● GIVEN INFORMATION

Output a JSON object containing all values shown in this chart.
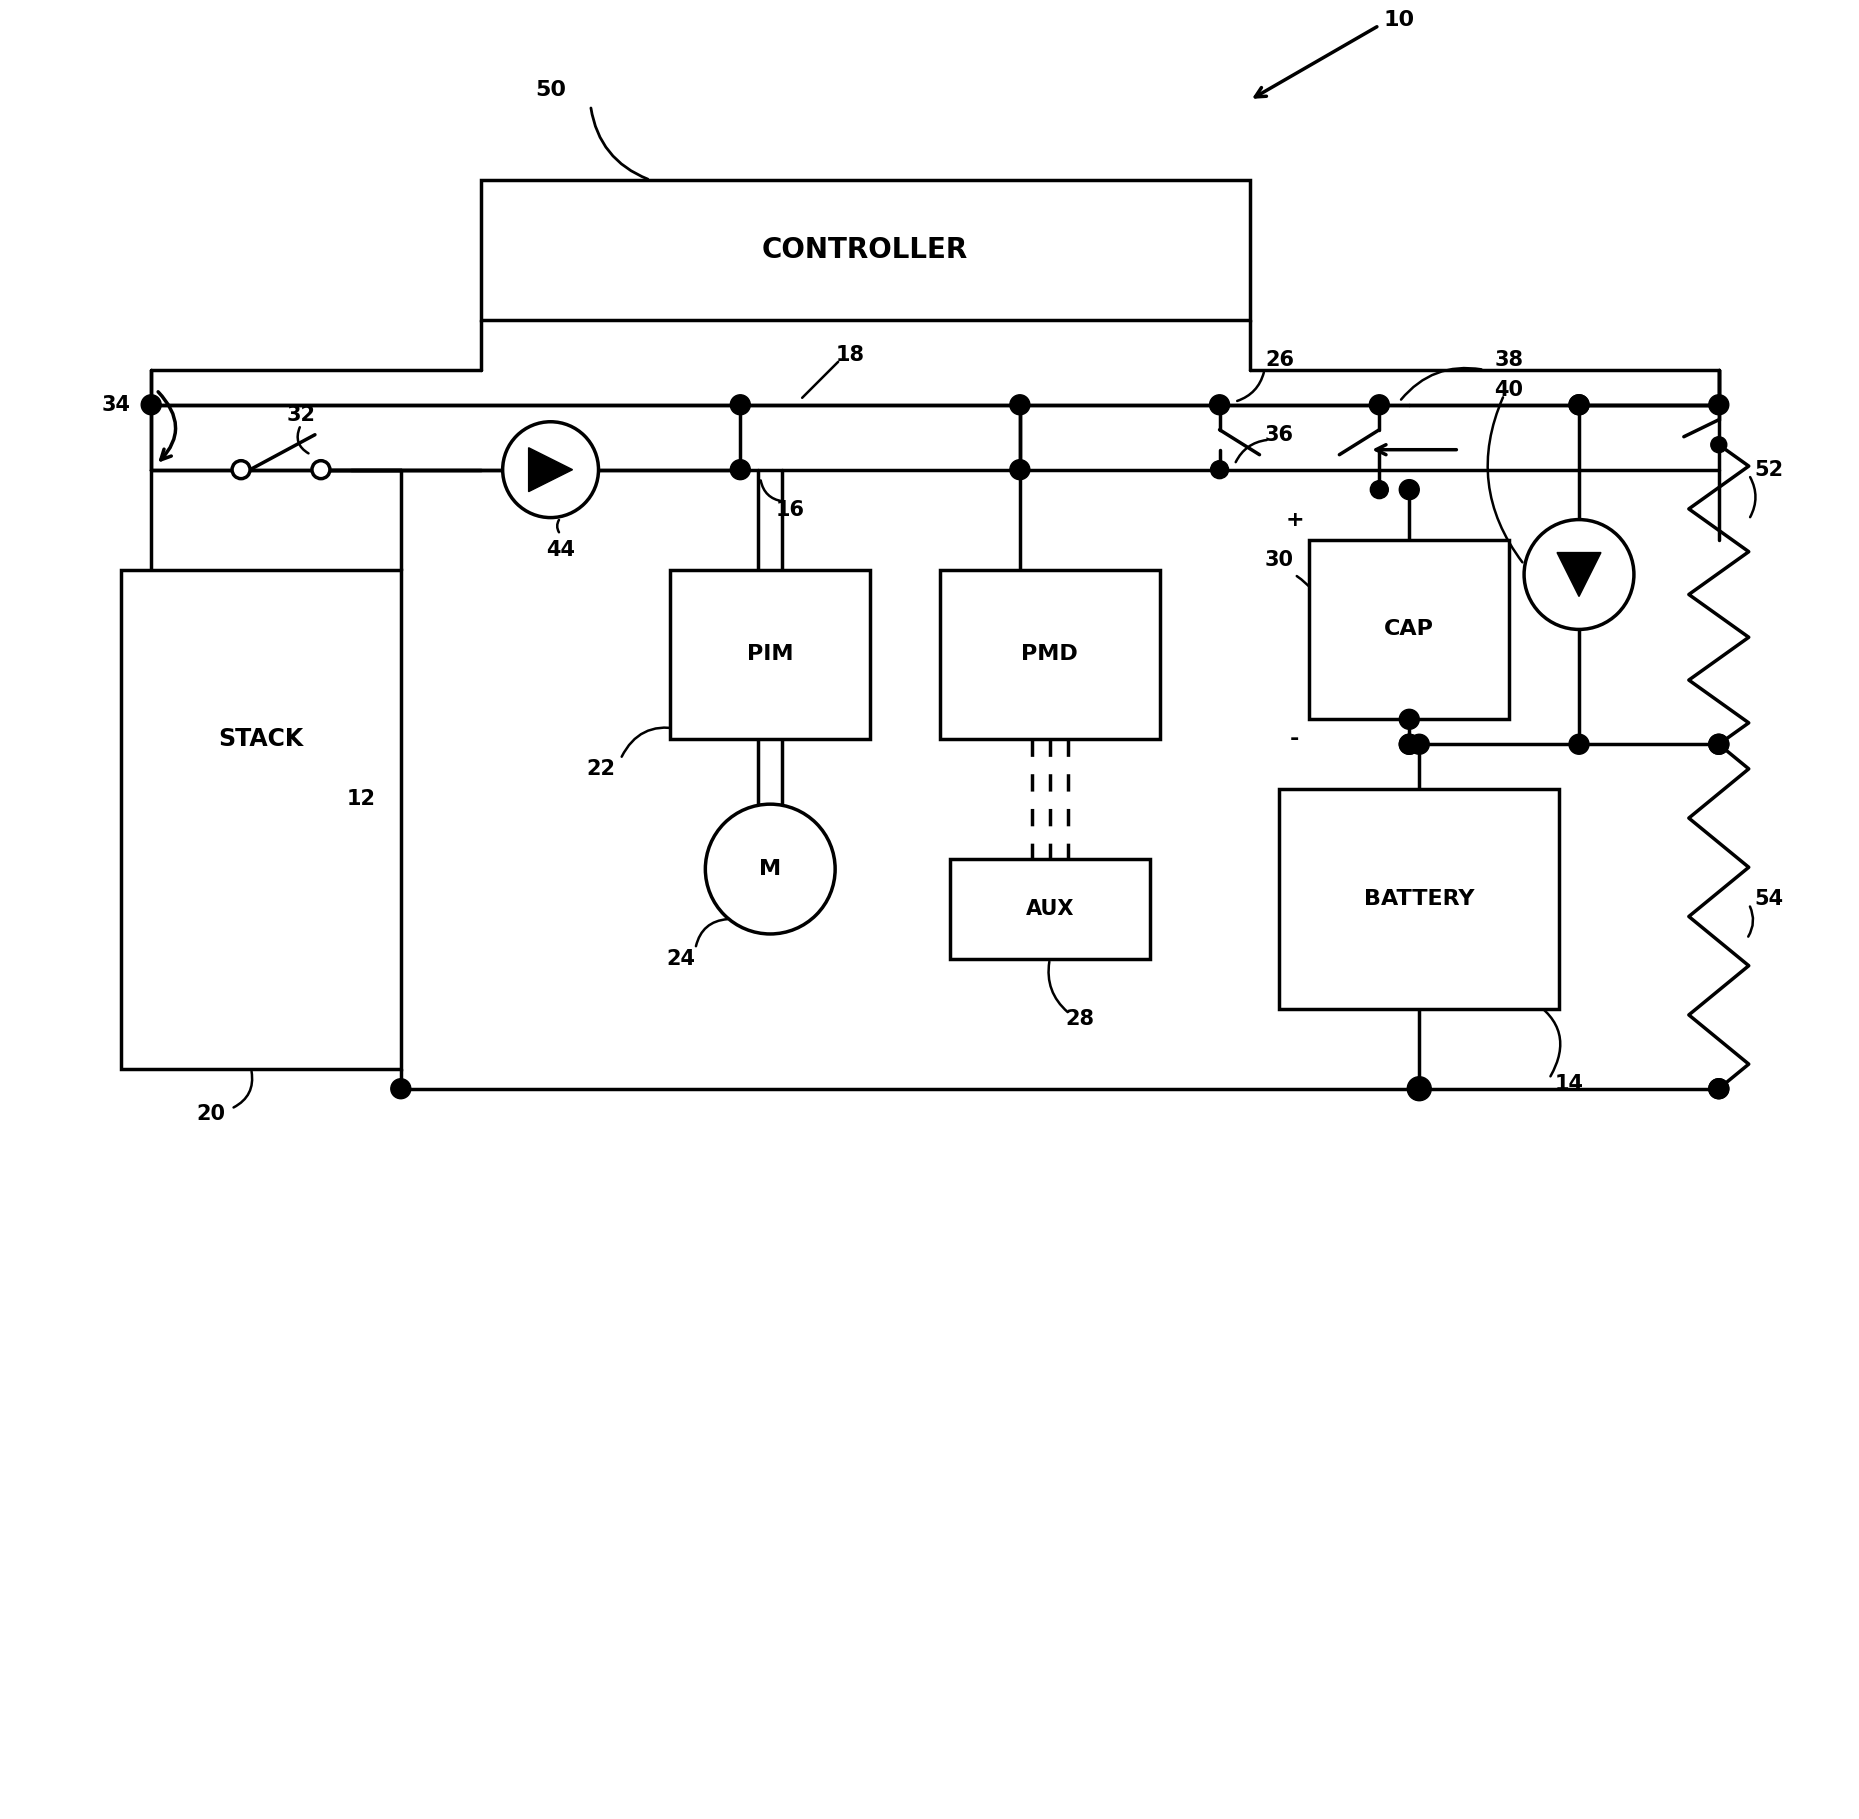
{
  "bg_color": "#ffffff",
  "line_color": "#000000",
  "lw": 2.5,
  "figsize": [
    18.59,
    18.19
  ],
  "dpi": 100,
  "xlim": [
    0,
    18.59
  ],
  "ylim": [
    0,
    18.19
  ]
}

● DIRECTION
Make an exact copy of the data above, pictures excluded.

● TASK RESPONSE
Output a JSON object containing all values shown in this chart.
{
  "bg_color": "#ffffff",
  "line_color": "#000000",
  "lw": 2.5,
  "figsize": [
    18.59,
    18.19
  ],
  "dpi": 100,
  "xlim": [
    0,
    18.59
  ],
  "ylim": [
    0,
    18.19
  ]
}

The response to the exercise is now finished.